Stored dataset items
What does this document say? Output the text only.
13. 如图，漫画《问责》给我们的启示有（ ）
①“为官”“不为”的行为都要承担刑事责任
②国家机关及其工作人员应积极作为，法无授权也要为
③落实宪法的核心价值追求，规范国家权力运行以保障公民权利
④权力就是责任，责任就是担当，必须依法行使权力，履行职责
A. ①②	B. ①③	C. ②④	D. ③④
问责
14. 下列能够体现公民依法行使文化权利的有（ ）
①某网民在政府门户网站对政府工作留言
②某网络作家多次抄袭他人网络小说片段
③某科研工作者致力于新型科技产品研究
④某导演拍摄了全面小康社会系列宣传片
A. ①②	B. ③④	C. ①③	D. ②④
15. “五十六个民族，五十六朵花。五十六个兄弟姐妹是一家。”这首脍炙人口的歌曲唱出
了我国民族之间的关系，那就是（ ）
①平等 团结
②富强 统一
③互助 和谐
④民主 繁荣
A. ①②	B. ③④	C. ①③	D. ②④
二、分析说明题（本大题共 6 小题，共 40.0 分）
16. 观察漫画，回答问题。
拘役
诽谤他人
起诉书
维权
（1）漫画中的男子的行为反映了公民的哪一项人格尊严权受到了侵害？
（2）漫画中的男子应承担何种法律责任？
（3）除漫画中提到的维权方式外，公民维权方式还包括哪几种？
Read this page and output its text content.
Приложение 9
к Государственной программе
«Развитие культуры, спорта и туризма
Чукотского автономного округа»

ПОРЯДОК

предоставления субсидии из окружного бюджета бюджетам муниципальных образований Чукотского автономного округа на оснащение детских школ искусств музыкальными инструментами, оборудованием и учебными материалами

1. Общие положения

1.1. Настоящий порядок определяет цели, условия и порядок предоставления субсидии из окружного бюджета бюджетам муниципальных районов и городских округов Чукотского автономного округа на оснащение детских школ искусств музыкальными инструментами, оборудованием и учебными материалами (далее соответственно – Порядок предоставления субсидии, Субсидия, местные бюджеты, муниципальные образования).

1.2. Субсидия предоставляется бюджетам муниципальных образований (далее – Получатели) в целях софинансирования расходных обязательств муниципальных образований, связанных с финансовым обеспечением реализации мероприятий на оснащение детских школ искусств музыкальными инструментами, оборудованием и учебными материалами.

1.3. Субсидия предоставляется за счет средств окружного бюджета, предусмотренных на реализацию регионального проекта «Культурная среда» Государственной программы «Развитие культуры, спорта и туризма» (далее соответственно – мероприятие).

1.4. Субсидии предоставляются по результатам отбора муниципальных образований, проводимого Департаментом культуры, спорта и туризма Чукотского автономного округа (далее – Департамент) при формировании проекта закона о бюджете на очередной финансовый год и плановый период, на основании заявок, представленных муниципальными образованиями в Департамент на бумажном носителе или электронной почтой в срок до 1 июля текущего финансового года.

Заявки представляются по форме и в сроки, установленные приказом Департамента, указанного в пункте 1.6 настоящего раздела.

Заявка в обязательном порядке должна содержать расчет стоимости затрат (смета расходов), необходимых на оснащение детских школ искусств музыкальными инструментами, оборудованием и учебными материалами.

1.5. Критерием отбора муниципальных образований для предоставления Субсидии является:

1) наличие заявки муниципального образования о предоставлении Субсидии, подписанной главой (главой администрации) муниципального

REQUIRED TASK ▸ Go through the records above, find every line with the word "Государственной", and list those lines.

ANSWER TO THE PROBLEM ▸
к Государственной программе
1.3. Субсидия предоставляется за счет средств окружного бюджета, предусмотренных на реализацию регионального проекта «Культурная среда» Государственной программы «Развитие культуры, спорта и туризма» (далее соответственно – мероприятие).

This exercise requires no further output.